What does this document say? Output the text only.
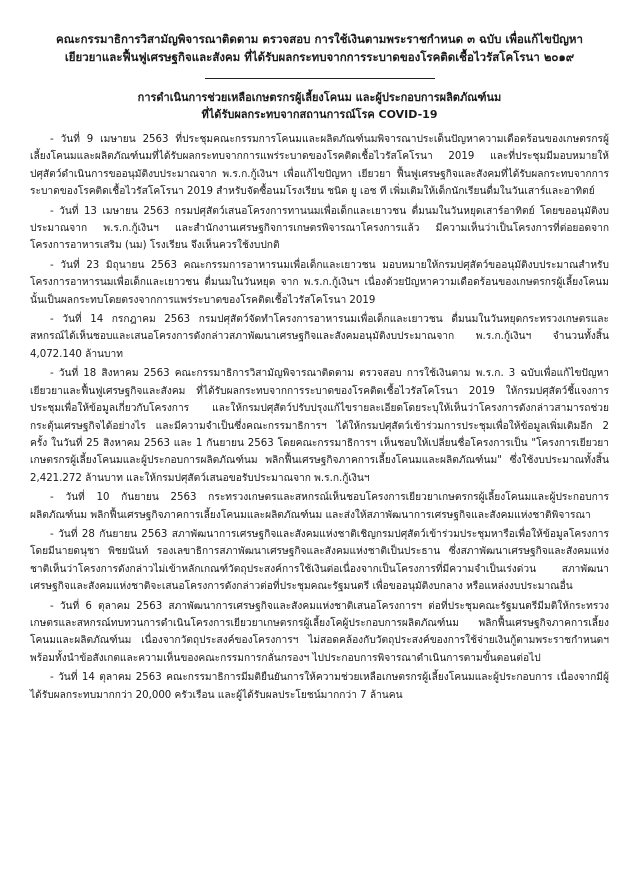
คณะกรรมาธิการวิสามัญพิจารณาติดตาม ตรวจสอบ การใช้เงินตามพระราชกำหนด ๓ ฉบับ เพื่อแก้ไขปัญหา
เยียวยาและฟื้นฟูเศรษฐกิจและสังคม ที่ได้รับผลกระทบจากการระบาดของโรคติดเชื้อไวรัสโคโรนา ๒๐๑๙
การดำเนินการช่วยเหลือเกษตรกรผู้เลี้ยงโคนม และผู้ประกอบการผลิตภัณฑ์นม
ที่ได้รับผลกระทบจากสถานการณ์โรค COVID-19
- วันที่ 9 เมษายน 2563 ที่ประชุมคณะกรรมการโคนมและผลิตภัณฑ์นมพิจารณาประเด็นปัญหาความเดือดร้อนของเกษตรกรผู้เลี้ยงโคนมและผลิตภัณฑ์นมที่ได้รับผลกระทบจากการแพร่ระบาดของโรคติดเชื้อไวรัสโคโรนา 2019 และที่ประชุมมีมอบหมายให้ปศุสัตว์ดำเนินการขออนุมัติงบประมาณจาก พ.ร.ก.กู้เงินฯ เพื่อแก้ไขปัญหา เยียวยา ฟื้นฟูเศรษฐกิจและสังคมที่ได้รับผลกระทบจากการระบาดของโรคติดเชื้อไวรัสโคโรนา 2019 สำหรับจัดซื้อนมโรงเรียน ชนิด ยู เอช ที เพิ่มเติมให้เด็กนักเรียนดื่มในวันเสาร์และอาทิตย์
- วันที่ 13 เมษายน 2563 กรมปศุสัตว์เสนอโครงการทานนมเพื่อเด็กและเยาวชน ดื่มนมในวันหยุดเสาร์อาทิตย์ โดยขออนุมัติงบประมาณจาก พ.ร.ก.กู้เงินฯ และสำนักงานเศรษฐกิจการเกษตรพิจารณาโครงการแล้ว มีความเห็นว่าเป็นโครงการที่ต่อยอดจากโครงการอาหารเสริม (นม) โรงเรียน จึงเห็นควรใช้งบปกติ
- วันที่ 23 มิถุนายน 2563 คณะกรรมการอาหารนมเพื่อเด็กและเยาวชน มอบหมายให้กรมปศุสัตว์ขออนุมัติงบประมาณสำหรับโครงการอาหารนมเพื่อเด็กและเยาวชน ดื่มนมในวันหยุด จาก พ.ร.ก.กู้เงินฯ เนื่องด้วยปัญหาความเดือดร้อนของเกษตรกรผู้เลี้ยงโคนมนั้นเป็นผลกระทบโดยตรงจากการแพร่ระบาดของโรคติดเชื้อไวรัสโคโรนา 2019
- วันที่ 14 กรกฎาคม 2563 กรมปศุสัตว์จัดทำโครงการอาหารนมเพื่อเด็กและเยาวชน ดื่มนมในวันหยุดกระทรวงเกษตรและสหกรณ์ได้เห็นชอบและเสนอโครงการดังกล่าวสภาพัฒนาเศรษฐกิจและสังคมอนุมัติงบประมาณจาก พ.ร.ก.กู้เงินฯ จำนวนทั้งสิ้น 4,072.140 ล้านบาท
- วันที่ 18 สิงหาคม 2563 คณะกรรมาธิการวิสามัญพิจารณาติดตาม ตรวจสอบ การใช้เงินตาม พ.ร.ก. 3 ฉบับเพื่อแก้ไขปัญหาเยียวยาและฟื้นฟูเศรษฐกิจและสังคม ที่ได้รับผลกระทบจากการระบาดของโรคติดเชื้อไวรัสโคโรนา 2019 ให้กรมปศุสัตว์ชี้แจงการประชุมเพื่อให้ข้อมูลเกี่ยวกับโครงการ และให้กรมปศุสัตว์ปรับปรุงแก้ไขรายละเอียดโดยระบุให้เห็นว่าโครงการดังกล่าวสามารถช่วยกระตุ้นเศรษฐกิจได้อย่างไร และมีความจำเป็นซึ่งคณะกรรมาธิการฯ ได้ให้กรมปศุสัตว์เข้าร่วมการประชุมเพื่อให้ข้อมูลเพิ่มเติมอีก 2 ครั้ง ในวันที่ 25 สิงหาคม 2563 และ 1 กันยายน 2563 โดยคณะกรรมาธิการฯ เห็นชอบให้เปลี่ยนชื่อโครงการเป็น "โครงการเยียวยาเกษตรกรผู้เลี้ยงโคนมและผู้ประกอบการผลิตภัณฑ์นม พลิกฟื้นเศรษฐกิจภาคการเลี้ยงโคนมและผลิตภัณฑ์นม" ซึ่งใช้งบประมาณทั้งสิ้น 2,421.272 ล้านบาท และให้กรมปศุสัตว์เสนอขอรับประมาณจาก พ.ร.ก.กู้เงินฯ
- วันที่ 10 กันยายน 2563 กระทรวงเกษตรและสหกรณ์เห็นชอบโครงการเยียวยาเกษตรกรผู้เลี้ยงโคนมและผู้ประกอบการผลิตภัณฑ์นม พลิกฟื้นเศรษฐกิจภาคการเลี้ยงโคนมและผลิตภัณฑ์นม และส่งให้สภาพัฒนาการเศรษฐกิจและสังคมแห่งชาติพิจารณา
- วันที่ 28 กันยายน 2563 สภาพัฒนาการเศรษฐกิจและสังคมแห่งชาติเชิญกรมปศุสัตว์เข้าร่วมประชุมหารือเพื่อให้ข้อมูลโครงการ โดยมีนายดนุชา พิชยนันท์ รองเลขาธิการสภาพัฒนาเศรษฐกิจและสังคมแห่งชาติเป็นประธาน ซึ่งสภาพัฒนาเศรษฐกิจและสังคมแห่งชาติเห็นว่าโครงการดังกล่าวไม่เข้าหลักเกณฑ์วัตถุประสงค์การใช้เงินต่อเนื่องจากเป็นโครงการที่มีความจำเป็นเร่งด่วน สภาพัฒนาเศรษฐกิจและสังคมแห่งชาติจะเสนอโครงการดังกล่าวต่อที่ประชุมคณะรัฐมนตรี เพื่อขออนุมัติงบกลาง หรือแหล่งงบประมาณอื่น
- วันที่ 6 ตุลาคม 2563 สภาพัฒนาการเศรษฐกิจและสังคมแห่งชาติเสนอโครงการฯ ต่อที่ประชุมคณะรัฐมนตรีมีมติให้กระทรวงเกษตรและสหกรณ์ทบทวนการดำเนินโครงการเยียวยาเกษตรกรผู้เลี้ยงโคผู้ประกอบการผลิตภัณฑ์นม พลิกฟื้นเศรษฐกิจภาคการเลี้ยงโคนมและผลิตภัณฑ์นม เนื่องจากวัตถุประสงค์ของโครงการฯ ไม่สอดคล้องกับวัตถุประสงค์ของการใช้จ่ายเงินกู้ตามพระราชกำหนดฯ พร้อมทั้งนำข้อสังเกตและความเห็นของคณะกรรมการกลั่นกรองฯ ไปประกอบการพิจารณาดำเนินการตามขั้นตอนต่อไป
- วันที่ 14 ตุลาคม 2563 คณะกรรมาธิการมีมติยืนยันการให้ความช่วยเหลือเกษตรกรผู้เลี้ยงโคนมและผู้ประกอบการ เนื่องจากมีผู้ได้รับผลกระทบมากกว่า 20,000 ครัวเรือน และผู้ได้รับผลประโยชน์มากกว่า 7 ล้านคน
━━━━━━━━━━━━━━━━━━━━━━━━━━━━━━
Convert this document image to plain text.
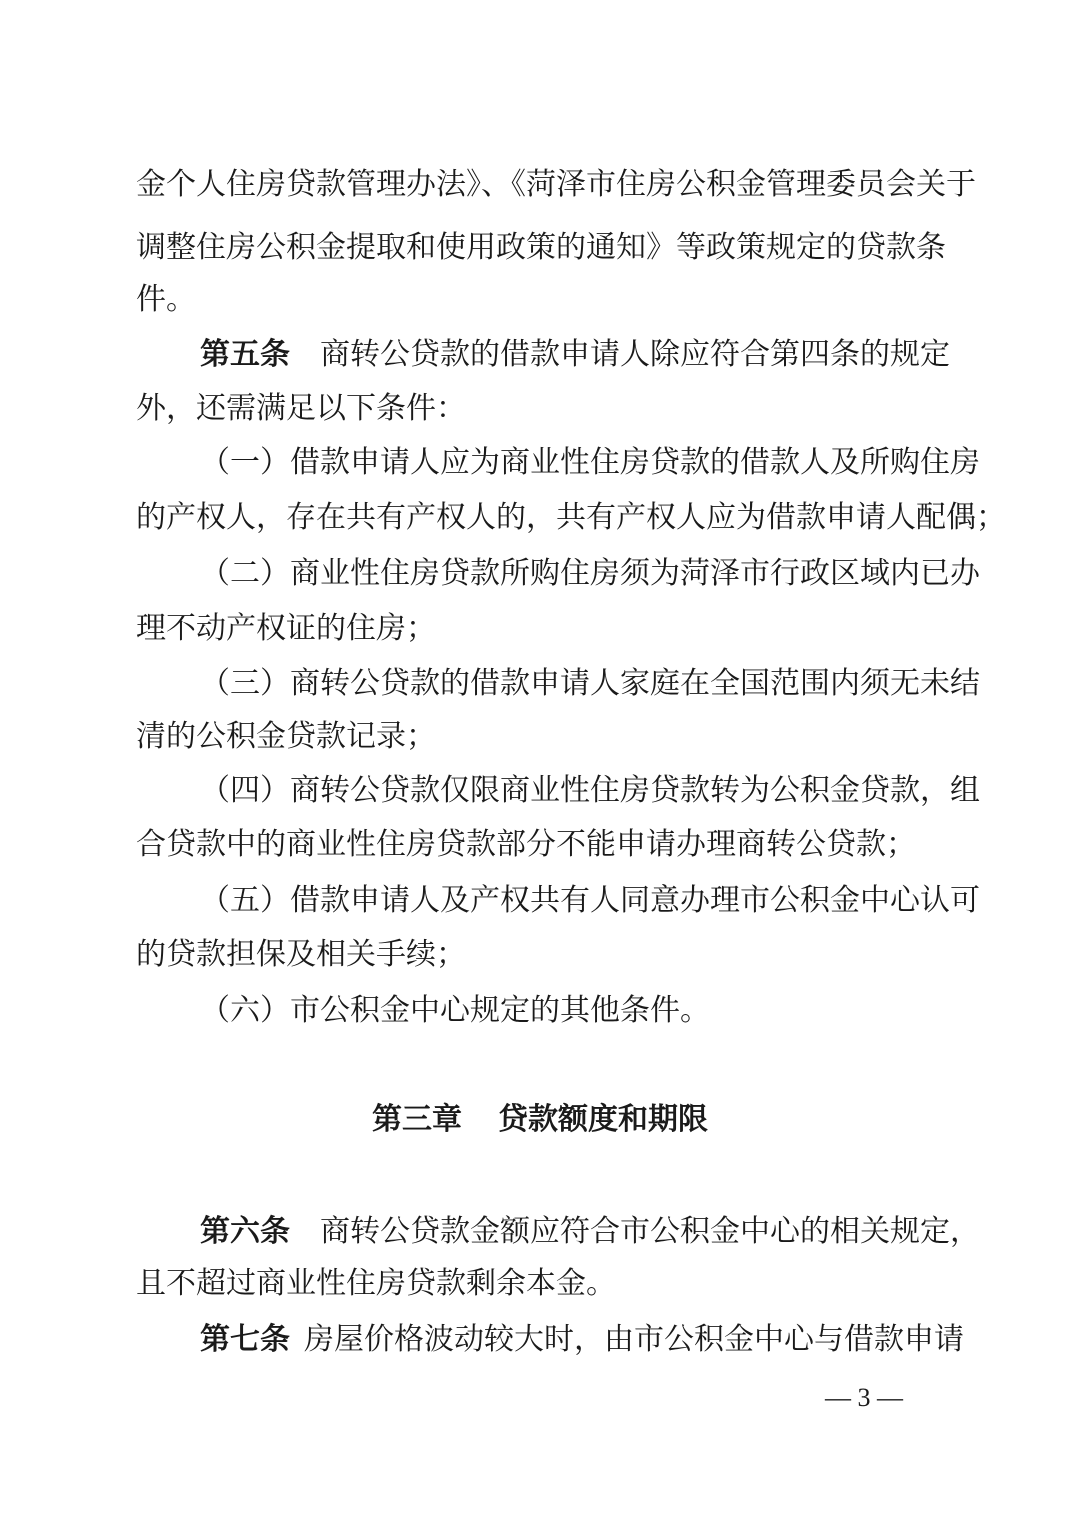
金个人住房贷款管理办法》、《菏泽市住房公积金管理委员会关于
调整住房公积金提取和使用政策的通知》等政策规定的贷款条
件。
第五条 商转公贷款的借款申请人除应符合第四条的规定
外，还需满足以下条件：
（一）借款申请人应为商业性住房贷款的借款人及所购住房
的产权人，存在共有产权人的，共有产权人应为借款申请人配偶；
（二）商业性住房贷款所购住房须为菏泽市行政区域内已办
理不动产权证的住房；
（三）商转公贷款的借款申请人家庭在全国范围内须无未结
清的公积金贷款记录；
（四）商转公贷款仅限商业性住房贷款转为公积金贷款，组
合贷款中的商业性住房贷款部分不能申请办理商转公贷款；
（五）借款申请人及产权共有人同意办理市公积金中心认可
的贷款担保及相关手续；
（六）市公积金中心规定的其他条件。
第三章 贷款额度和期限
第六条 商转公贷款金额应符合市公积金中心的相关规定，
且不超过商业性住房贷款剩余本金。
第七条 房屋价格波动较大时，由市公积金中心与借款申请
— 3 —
━━━━━━━━━━━━━━━━━━━━━━━━━━━━━━
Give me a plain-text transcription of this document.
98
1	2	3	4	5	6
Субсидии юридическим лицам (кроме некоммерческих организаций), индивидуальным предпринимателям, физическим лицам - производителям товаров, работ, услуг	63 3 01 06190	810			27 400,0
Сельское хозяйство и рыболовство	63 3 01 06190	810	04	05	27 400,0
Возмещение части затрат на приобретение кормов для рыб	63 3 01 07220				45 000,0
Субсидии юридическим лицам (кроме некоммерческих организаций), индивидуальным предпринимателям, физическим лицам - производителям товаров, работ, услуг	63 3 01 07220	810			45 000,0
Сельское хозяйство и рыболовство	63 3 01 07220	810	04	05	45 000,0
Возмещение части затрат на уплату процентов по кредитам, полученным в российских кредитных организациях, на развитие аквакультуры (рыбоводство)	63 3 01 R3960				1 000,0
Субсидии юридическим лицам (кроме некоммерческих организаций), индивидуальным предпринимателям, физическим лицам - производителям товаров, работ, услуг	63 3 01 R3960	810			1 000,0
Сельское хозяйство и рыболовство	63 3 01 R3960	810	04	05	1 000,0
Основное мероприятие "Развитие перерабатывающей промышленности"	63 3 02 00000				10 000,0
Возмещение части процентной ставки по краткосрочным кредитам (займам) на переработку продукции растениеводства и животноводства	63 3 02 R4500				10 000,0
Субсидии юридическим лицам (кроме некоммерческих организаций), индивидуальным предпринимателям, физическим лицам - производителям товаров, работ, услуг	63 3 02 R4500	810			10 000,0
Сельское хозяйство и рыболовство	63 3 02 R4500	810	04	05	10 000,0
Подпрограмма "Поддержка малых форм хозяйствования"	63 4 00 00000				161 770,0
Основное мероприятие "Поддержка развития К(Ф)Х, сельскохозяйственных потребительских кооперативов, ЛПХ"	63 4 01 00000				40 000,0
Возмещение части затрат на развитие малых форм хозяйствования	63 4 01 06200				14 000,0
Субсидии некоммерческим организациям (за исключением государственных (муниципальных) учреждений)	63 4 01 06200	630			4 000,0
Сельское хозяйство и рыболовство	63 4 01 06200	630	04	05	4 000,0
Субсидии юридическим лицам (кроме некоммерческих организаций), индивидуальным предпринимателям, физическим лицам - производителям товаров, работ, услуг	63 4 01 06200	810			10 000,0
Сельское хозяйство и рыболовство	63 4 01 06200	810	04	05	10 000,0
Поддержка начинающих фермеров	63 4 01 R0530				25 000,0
━━━━━━━━━━━━━━━━━━━━━━━━━━━━━━
Problem details:
Only the number is wanted: how many lines contain the string "рыболовство"?

Problem solution:
6